OBJECTIVE: Tell how many lines in the data below hold the string "Siège"; give nothing but the number.

- - -

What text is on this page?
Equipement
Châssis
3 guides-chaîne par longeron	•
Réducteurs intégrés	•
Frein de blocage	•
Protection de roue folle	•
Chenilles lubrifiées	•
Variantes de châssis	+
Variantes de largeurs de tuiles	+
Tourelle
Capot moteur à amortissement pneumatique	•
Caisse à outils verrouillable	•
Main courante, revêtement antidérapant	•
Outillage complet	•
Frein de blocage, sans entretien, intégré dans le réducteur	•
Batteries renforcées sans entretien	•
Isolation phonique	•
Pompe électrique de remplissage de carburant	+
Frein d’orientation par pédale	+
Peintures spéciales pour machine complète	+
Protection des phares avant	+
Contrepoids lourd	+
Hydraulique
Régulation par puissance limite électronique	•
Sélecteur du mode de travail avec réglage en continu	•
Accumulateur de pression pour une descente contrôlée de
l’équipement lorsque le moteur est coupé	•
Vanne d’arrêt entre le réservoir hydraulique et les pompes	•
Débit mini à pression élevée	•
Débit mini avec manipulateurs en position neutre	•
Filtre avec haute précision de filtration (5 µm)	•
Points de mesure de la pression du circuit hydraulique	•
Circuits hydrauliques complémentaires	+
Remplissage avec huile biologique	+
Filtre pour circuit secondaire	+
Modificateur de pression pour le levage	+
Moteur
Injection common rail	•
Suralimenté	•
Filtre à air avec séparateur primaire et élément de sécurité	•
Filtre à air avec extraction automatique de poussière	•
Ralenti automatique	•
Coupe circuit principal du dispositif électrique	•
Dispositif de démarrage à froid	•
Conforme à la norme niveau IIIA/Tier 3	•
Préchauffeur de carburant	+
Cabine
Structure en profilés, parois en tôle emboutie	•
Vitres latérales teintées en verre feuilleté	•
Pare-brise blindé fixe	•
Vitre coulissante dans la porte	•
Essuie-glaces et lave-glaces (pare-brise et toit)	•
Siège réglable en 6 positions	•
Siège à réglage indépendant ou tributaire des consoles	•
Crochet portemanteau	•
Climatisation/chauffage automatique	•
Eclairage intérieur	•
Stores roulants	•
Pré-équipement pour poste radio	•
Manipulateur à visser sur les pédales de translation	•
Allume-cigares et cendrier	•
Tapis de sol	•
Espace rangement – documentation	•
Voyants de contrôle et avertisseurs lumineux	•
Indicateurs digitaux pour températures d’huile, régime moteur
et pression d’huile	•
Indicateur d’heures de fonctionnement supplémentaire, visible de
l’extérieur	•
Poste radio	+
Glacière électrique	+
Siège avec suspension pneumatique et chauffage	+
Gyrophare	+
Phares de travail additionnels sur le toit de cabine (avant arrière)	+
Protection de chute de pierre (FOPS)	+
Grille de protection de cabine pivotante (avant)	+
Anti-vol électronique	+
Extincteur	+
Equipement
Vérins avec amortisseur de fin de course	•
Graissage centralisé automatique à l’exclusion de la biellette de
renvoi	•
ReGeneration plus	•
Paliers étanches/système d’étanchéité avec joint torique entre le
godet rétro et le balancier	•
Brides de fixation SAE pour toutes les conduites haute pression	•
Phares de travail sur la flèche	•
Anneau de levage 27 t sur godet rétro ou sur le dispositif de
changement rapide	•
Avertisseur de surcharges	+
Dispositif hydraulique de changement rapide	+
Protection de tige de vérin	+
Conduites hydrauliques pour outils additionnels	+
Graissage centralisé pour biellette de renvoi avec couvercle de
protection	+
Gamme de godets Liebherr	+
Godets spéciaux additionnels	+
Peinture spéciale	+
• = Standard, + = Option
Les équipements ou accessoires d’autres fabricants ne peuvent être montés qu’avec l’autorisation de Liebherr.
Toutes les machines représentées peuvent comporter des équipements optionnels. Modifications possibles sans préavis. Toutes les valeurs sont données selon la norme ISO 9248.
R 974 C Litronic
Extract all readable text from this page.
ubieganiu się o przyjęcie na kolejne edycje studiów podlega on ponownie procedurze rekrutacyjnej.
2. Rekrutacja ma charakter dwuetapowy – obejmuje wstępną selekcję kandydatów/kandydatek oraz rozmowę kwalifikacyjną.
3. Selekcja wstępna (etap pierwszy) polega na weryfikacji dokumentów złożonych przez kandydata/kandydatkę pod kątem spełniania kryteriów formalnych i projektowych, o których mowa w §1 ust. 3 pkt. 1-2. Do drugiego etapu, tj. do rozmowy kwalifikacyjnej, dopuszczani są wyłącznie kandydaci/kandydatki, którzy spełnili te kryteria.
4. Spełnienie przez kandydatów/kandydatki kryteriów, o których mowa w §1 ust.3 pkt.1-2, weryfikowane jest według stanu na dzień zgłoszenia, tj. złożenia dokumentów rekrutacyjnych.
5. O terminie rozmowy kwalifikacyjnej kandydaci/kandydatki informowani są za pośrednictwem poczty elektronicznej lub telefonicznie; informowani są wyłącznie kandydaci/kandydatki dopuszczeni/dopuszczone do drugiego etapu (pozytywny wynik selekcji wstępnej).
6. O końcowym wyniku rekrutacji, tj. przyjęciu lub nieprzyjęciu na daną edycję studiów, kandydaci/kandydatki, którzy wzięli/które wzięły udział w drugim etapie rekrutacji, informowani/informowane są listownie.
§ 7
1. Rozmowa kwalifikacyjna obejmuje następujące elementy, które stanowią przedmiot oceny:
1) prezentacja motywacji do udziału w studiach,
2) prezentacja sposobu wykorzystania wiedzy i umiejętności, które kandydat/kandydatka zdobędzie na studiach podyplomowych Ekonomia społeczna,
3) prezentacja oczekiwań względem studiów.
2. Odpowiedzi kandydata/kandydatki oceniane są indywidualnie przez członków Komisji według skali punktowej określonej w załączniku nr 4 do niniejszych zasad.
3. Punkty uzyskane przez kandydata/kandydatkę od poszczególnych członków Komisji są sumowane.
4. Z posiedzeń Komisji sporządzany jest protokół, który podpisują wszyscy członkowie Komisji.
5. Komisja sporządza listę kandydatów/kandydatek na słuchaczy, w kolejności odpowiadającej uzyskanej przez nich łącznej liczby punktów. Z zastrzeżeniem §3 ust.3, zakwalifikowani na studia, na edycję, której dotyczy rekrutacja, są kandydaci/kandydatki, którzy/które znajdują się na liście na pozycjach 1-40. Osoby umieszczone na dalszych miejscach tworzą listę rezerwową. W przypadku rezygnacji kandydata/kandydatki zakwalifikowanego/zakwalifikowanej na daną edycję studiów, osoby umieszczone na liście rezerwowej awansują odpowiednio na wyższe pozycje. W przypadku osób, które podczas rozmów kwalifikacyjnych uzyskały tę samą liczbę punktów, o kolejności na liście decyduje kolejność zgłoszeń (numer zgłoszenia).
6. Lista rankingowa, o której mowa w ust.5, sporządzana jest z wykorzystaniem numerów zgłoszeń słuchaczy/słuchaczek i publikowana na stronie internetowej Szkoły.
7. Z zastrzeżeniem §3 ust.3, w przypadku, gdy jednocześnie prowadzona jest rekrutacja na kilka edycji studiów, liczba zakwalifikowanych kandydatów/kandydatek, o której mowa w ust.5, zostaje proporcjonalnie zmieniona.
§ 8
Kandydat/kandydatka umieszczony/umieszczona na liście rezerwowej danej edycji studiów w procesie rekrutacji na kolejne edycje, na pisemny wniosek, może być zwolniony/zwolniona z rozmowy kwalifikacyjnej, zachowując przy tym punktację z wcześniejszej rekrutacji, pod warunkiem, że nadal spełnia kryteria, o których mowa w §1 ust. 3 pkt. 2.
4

- - -

TASK OUTPUT: 3